Information provided:
◆ ◆ ◆

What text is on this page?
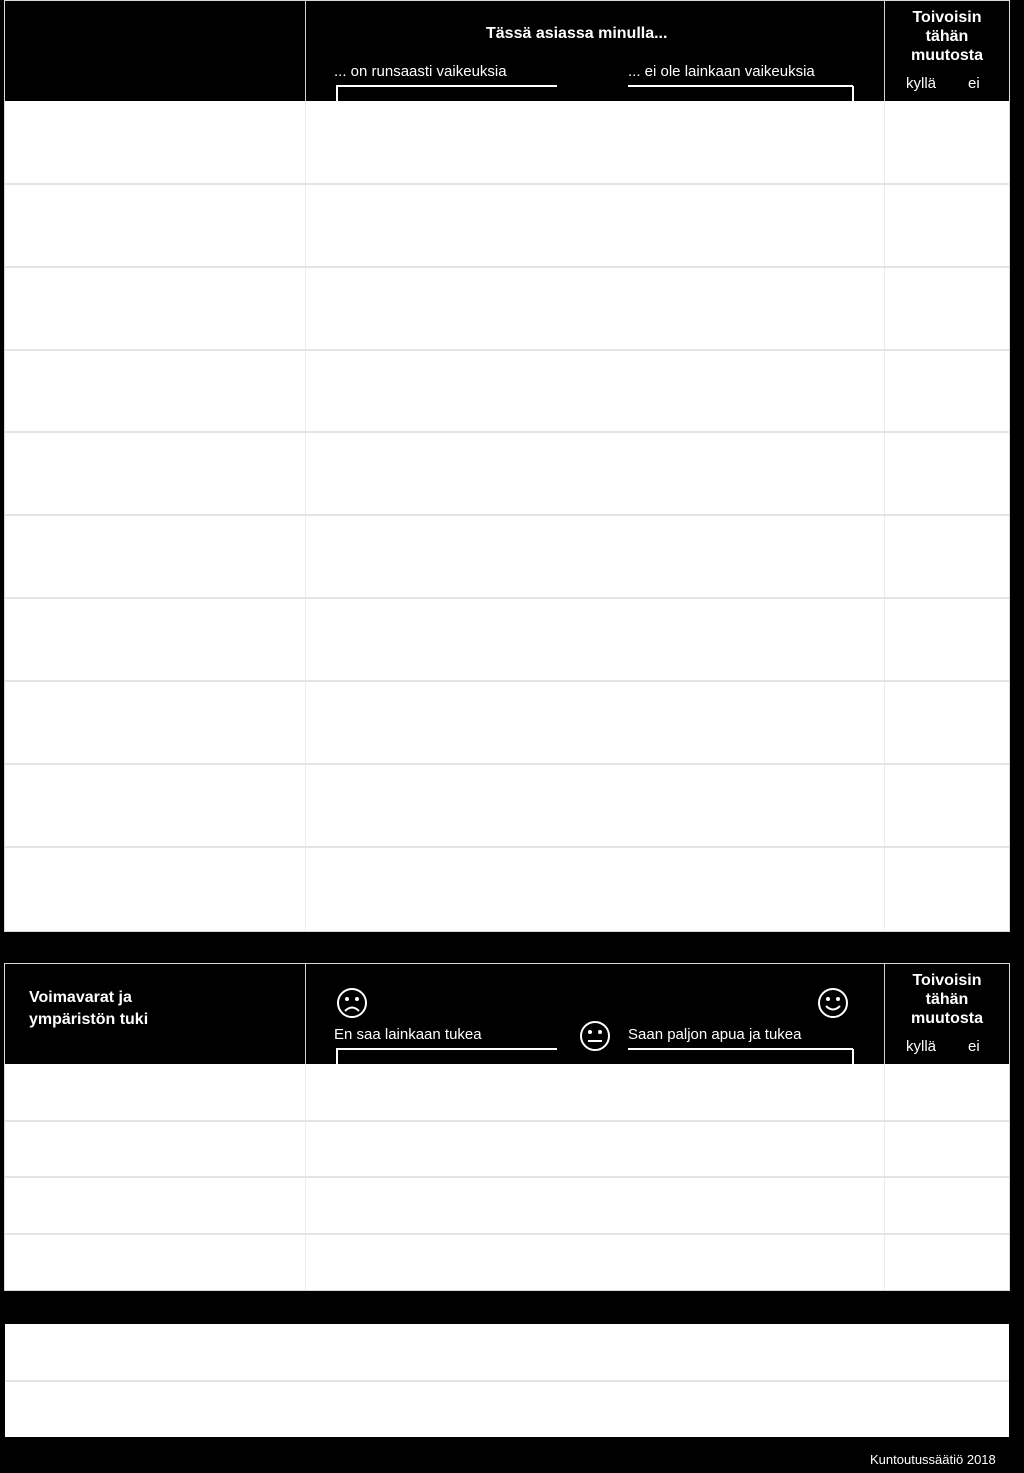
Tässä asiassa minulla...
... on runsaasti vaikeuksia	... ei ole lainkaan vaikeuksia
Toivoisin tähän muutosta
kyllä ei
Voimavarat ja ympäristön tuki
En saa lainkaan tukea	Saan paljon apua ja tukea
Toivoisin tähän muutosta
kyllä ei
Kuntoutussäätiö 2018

◆ ◆ ◆

Problem to work on:
Give an exact reproduction of every line, leaving out any picture.

Output:
What text is on this page?
Tässä asiassa minulla...
... on runsaasti vaikeuksia	... ei ole lainkaan vaikeuksia
Toivoisin tähän muutosta
kyllä ei
Voimavarat ja ympäristön tuki
En saa lainkaan tukea	Saan paljon apua ja tukea
Toivoisin tähän muutosta
kyllä ei
Kuntoutussäätiö 2018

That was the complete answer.